> **Job**:
Extract every line that contains the string "points".

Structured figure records
• • •

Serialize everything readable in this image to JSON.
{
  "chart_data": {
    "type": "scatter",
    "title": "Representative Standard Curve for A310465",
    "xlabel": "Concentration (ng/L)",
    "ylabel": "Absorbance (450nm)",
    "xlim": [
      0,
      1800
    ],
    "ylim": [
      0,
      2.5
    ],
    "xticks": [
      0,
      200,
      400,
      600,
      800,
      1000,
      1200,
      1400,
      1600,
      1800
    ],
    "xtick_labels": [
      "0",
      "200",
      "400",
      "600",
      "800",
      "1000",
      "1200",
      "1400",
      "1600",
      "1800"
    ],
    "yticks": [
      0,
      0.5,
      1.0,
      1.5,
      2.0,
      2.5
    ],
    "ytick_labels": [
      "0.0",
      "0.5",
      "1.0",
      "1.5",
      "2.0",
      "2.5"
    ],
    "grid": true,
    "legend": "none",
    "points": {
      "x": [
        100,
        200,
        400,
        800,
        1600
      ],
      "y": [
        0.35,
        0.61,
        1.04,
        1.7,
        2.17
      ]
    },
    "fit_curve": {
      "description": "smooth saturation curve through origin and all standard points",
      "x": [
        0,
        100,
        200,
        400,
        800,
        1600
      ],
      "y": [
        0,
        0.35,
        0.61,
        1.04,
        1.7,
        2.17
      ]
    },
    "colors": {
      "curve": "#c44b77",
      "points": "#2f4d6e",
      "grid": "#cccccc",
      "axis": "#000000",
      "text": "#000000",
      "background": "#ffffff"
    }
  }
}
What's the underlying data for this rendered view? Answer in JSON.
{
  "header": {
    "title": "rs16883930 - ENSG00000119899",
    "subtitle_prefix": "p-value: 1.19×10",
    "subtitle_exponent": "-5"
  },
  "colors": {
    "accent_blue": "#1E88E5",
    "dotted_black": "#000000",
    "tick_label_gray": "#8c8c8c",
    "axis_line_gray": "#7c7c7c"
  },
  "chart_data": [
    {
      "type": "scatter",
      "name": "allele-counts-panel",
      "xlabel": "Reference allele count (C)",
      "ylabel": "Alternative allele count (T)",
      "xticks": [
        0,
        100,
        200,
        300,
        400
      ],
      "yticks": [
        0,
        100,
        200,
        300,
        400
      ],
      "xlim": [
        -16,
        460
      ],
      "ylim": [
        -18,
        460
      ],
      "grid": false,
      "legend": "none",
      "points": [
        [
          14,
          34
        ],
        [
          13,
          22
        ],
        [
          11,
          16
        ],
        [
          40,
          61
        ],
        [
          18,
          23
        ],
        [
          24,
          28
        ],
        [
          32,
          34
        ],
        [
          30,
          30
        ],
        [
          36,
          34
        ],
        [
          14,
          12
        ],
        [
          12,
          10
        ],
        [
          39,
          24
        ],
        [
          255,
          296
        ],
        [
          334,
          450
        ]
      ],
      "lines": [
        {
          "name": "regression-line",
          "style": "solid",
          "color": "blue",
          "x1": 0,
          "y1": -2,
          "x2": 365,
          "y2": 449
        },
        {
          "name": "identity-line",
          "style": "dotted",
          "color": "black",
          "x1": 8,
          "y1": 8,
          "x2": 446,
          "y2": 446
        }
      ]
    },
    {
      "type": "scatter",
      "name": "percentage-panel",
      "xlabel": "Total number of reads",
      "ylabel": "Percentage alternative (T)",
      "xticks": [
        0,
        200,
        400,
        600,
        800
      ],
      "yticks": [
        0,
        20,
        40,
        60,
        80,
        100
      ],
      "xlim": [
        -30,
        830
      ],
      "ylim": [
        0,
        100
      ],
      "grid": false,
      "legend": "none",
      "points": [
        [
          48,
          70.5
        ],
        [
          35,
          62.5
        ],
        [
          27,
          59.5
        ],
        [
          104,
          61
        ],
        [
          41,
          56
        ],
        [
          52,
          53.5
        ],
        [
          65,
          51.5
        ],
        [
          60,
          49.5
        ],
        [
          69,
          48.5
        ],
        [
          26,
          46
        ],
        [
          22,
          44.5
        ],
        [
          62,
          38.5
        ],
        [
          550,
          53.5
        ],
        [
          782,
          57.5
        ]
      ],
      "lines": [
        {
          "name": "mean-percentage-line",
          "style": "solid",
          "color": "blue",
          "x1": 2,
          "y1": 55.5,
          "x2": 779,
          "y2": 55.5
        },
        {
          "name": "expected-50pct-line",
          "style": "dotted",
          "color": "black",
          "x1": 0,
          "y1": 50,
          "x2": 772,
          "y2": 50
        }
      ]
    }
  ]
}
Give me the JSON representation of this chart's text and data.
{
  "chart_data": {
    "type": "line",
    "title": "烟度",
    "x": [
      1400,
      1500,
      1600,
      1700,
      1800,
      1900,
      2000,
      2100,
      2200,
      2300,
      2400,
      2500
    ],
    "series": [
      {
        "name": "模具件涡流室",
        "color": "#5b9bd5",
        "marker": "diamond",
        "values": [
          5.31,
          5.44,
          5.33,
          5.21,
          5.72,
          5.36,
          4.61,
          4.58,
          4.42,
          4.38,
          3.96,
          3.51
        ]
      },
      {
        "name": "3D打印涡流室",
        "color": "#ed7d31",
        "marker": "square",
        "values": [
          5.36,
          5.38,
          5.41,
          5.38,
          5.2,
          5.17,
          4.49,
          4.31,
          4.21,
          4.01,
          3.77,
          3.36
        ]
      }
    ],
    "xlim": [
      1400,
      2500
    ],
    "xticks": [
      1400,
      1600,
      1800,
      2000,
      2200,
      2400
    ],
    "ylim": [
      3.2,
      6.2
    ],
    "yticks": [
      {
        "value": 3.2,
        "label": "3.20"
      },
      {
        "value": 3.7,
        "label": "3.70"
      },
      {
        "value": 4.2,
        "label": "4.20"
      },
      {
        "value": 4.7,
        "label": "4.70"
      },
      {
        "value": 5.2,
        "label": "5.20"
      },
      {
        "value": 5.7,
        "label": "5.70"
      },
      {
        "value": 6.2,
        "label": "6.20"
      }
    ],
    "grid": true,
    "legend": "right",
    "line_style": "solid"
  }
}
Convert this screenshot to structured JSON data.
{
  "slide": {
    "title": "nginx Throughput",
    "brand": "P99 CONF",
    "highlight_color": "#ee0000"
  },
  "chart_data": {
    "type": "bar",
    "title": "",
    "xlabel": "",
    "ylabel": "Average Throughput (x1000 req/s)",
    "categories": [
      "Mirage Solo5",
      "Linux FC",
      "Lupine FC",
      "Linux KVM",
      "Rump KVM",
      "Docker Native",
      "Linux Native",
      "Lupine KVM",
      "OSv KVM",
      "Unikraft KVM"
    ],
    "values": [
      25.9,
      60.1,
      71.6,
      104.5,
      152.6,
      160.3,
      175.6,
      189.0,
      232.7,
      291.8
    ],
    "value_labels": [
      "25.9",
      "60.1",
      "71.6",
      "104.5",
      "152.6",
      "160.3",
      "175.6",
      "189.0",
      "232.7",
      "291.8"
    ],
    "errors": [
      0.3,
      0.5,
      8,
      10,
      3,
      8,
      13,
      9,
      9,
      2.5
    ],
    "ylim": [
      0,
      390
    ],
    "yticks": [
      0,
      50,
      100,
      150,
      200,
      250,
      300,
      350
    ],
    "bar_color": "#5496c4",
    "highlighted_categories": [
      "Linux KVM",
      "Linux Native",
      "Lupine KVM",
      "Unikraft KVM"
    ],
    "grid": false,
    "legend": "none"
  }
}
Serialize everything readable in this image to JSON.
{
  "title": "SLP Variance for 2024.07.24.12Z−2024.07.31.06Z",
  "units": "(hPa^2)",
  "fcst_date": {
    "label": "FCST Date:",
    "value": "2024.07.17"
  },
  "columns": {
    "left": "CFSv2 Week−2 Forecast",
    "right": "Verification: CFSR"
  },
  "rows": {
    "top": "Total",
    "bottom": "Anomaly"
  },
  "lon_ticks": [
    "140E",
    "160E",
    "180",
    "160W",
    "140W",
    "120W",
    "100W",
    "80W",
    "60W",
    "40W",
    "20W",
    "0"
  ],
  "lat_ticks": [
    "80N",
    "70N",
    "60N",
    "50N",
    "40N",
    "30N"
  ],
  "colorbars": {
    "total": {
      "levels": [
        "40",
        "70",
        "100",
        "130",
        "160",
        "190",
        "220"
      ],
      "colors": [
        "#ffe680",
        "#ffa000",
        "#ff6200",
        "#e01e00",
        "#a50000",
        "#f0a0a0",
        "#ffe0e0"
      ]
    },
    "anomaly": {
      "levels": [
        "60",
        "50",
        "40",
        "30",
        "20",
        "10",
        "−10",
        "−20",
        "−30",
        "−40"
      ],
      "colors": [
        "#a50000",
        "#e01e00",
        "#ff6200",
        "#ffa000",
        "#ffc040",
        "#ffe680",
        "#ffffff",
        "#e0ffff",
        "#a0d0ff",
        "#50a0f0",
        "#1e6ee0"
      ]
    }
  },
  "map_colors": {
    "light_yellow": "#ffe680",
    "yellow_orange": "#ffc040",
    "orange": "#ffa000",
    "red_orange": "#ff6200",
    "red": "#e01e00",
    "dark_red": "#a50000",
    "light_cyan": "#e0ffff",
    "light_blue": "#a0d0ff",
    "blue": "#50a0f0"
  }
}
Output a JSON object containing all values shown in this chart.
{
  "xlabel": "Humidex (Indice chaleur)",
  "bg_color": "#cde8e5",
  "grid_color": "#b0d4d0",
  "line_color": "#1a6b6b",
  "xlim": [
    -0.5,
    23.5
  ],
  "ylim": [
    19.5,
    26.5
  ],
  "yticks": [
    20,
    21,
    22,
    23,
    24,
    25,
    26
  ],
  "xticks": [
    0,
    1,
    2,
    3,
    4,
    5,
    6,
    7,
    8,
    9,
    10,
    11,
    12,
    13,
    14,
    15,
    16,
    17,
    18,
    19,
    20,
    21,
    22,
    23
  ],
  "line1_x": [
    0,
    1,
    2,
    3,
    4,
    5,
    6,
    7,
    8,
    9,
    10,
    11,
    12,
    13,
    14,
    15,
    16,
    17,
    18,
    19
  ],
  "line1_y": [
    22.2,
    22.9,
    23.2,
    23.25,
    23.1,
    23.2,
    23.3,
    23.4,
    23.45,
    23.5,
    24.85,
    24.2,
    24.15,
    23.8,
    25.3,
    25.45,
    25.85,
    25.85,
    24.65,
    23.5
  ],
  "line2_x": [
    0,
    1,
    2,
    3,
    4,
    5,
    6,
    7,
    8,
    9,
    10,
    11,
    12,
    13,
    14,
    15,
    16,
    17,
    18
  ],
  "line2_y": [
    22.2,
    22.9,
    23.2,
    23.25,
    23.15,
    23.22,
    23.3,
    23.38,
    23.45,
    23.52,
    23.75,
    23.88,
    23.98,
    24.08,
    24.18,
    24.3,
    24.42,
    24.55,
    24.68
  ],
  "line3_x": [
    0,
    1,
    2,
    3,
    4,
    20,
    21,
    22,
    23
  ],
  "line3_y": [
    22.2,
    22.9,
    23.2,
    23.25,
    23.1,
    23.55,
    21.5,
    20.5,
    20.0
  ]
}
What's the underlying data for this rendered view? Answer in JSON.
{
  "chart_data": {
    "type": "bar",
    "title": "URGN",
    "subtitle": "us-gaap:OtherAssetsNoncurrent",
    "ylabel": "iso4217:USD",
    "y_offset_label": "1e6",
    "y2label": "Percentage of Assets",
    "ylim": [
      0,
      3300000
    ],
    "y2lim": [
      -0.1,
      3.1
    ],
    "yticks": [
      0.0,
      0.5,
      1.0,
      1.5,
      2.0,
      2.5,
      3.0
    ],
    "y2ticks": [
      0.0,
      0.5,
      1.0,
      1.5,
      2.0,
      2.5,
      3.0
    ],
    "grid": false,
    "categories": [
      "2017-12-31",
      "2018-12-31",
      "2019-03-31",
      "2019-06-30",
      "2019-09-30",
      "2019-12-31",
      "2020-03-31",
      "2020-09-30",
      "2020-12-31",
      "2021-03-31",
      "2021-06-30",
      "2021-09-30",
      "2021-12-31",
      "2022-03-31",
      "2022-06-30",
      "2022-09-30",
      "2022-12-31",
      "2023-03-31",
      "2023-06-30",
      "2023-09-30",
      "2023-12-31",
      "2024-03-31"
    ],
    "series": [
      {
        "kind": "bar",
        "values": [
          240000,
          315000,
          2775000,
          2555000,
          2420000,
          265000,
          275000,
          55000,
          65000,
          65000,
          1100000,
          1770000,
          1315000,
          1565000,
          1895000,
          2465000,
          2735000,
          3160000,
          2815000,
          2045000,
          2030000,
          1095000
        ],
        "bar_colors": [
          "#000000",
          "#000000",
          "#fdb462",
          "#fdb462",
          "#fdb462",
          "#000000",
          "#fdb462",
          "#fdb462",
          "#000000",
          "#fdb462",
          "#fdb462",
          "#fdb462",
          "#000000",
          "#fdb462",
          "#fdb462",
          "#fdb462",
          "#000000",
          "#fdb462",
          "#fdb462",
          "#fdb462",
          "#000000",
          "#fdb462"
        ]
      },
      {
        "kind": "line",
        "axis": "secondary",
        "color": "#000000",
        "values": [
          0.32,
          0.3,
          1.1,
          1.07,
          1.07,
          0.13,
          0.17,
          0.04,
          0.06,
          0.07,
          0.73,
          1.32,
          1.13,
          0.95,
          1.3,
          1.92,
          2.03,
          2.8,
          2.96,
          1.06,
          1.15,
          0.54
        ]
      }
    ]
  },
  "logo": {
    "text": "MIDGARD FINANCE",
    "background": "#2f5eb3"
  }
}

• • •

> **Response below**:
    "points": {
      "description": "smooth saturation curve through origin and all standard points",
      "points": "#2f4d6e",
      "points": [
      "points": [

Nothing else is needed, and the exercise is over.